(Extracted data entries)

━━━━━━━━━━━━━━━━━━━━━━━━━━━━━━

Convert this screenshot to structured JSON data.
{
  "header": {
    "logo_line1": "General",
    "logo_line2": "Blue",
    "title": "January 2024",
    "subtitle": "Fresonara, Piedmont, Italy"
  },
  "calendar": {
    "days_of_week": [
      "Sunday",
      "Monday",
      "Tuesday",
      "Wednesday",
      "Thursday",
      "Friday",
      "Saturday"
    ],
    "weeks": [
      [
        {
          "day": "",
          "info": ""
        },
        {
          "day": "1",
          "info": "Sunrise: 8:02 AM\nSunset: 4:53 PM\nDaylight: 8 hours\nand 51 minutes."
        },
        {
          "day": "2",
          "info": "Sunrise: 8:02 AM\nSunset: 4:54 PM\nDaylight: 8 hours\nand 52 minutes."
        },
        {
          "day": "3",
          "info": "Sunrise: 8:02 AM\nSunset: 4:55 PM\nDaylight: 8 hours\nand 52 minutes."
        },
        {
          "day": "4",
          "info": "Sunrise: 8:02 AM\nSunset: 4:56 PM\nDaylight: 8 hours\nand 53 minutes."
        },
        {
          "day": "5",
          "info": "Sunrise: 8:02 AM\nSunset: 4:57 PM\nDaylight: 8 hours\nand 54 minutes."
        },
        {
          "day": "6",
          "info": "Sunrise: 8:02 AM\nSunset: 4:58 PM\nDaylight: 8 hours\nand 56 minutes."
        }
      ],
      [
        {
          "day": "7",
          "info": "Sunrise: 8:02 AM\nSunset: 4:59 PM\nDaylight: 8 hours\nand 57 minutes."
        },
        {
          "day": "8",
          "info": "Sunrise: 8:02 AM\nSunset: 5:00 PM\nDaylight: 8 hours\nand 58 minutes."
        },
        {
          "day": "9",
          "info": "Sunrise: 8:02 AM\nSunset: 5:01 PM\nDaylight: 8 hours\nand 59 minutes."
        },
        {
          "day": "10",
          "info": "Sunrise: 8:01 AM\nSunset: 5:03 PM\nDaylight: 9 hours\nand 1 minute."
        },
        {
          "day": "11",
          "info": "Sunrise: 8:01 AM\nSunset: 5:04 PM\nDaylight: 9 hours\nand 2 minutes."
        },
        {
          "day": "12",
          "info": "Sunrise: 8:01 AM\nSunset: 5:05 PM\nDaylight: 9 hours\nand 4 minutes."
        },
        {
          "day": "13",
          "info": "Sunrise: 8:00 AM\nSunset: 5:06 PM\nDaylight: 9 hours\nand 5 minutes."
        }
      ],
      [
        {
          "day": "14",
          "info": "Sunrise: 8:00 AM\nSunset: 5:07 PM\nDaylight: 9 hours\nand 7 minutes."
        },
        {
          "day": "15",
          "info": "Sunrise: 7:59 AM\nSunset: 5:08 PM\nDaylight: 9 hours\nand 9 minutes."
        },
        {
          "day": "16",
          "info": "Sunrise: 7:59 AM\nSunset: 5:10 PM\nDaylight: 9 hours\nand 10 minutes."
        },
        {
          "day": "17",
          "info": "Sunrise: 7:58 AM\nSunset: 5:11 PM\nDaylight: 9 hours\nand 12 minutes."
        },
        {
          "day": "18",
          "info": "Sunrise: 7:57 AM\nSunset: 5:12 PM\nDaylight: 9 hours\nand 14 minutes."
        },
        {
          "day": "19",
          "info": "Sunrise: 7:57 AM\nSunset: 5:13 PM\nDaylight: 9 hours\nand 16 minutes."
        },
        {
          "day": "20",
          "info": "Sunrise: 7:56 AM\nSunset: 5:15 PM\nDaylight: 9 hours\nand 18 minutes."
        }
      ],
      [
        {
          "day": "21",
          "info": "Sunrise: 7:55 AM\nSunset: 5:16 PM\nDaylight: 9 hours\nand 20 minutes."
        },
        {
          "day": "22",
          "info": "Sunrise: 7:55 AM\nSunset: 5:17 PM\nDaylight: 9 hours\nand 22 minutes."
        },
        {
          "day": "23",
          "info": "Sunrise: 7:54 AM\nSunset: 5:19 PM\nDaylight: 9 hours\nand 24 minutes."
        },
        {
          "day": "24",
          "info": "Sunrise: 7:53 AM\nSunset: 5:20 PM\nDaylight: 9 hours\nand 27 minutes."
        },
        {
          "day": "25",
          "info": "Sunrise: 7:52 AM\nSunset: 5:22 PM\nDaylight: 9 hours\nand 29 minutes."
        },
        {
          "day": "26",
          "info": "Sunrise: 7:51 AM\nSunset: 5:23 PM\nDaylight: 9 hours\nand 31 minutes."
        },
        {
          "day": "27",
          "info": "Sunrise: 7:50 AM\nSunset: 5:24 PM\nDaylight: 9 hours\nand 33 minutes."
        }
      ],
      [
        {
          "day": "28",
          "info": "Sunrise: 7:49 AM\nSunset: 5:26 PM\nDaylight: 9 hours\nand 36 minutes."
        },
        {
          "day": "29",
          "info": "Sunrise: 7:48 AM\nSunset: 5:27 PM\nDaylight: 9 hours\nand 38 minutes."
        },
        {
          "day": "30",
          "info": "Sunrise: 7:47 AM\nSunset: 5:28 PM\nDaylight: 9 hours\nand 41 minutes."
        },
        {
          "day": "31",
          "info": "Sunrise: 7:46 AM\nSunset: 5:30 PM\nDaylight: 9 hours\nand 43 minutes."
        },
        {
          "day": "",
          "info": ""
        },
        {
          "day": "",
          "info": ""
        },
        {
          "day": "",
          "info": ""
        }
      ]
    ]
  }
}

━━━━━━━━━━━━━━━━━━━━━━━━━━━━━━

Goal of the exercise: Send back each record exactly as it stands.

Result:
Convert this screenshot to structured JSON data.
{
  "header": {
    "logo_line1": "General",
    "logo_line2": "Blue",
    "title": "January 2024",
    "subtitle": "Fresonara, Piedmont, Italy"
  },
  "calendar": {
    "days_of_week": [
      "Sunday",
      "Monday",
      "Tuesday",
      "Wednesday",
      "Thursday",
      "Friday",
      "Saturday"
    ],
    "weeks": [
      [
        {
          "day": "",
          "info": ""
        },
        {
          "day": "1",
          "info": "Sunrise: 8:02 AM\nSunset: 4:53 PM\nDaylight: 8 hours\nand 51 minutes."
        },
        {
          "day": "2",
          "info": "Sunrise: 8:02 AM\nSunset: 4:54 PM\nDaylight: 8 hours\nand 52 minutes."
        },
        {
          "day": "3",
          "info": "Sunrise: 8:02 AM\nSunset: 4:55 PM\nDaylight: 8 hours\nand 52 minutes."
        },
        {
          "day": "4",
          "info": "Sunrise: 8:02 AM\nSunset: 4:56 PM\nDaylight: 8 hours\nand 53 minutes."
        },
        {
          "day": "5",
          "info": "Sunrise: 8:02 AM\nSunset: 4:57 PM\nDaylight: 8 hours\nand 54 minutes."
        },
        {
          "day": "6",
          "info": "Sunrise: 8:02 AM\nSunset: 4:58 PM\nDaylight: 8 hours\nand 56 minutes."
        }
      ],
      [
        {
          "day": "7",
          "info": "Sunrise: 8:02 AM\nSunset: 4:59 PM\nDaylight: 8 hours\nand 57 minutes."
        },
        {
          "day": "8",
          "info": "Sunrise: 8:02 AM\nSunset: 5:00 PM\nDaylight: 8 hours\nand 58 minutes."
        },
        {
          "day": "9",
          "info": "Sunrise: 8:02 AM\nSunset: 5:01 PM\nDaylight: 8 hours\nand 59 minutes."
        },
        {
          "day": "10",
          "info": "Sunrise: 8:01 AM\nSunset: 5:03 PM\nDaylight: 9 hours\nand 1 minute."
        },
        {
          "day": "11",
          "info": "Sunrise: 8:01 AM\nSunset: 5:04 PM\nDaylight: 9 hours\nand 2 minutes."
        },
        {
          "day": "12",
          "info": "Sunrise: 8:01 AM\nSunset: 5:05 PM\nDaylight: 9 hours\nand 4 minutes."
        },
        {
          "day": "13",
          "info": "Sunrise: 8:00 AM\nSunset: 5:06 PM\nDaylight: 9 hours\nand 5 minutes."
        }
      ],
      [
        {
          "day": "14",
          "info": "Sunrise: 8:00 AM\nSunset: 5:07 PM\nDaylight: 9 hours\nand 7 minutes."
        },
        {
          "day": "15",
          "info": "Sunrise: 7:59 AM\nSunset: 5:08 PM\nDaylight: 9 hours\nand 9 minutes."
        },
        {
          "day": "16",
          "info": "Sunrise: 7:59 AM\nSunset: 5:10 PM\nDaylight: 9 hours\nand 10 minutes."
        },
        {
          "day": "17",
          "info": "Sunrise: 7:58 AM\nSunset: 5:11 PM\nDaylight: 9 hours\nand 12 minutes."
        },
        {
          "day": "18",
          "info": "Sunrise: 7:57 AM\nSunset: 5:12 PM\nDaylight: 9 hours\nand 14 minutes."
        },
        {
          "day": "19",
          "info": "Sunrise: 7:57 AM\nSunset: 5:13 PM\nDaylight: 9 hours\nand 16 minutes."
        },
        {
          "day": "20",
          "info": "Sunrise: 7:56 AM\nSunset: 5:15 PM\nDaylight: 9 hours\nand 18 minutes."
        }
      ],
      [
        {
          "day": "21",
          "info": "Sunrise: 7:55 AM\nSunset: 5:16 PM\nDaylight: 9 hours\nand 20 minutes."
        },
        {
          "day": "22",
          "info": "Sunrise: 7:55 AM\nSunset: 5:17 PM\nDaylight: 9 hours\nand 22 minutes."
        },
        {
          "day": "23",
          "info": "Sunrise: 7:54 AM\nSunset: 5:19 PM\nDaylight: 9 hours\nand 24 minutes."
        },
        {
          "day": "24",
          "info": "Sunrise: 7:53 AM\nSunset: 5:20 PM\nDaylight: 9 hours\nand 27 minutes."
        },
        {
          "day": "25",
          "info": "Sunrise: 7:52 AM\nSunset: 5:22 PM\nDaylight: 9 hours\nand 29 minutes."
        },
        {
          "day": "26",
          "info": "Sunrise: 7:51 AM\nSunset: 5:23 PM\nDaylight: 9 hours\nand 31 minutes."
        },
        {
          "day": "27",
          "info": "Sunrise: 7:50 AM\nSunset: 5:24 PM\nDaylight: 9 hours\nand 33 minutes."
        }
      ],
      [
        {
          "day": "28",
          "info": "Sunrise: 7:49 AM\nSunset: 5:26 PM\nDaylight: 9 hours\nand 36 minutes."
        },
        {
          "day": "29",
          "info": "Sunrise: 7:48 AM\nSunset: 5:27 PM\nDaylight: 9 hours\nand 38 minutes."
        },
        {
          "day": "30",
          "info": "Sunrise: 7:47 AM\nSunset: 5:28 PM\nDaylight: 9 hours\nand 41 minutes."
        },
        {
          "day": "31",
          "info": "Sunrise: 7:46 AM\nSunset: 5:30 PM\nDaylight: 9 hours\nand 43 minutes."
        },
        {
          "day": "",
          "info": ""
        },
        {
          "day": "",
          "info": ""
        },
        {
          "day": "",
          "info": ""
        }
      ]
    ]
  }
}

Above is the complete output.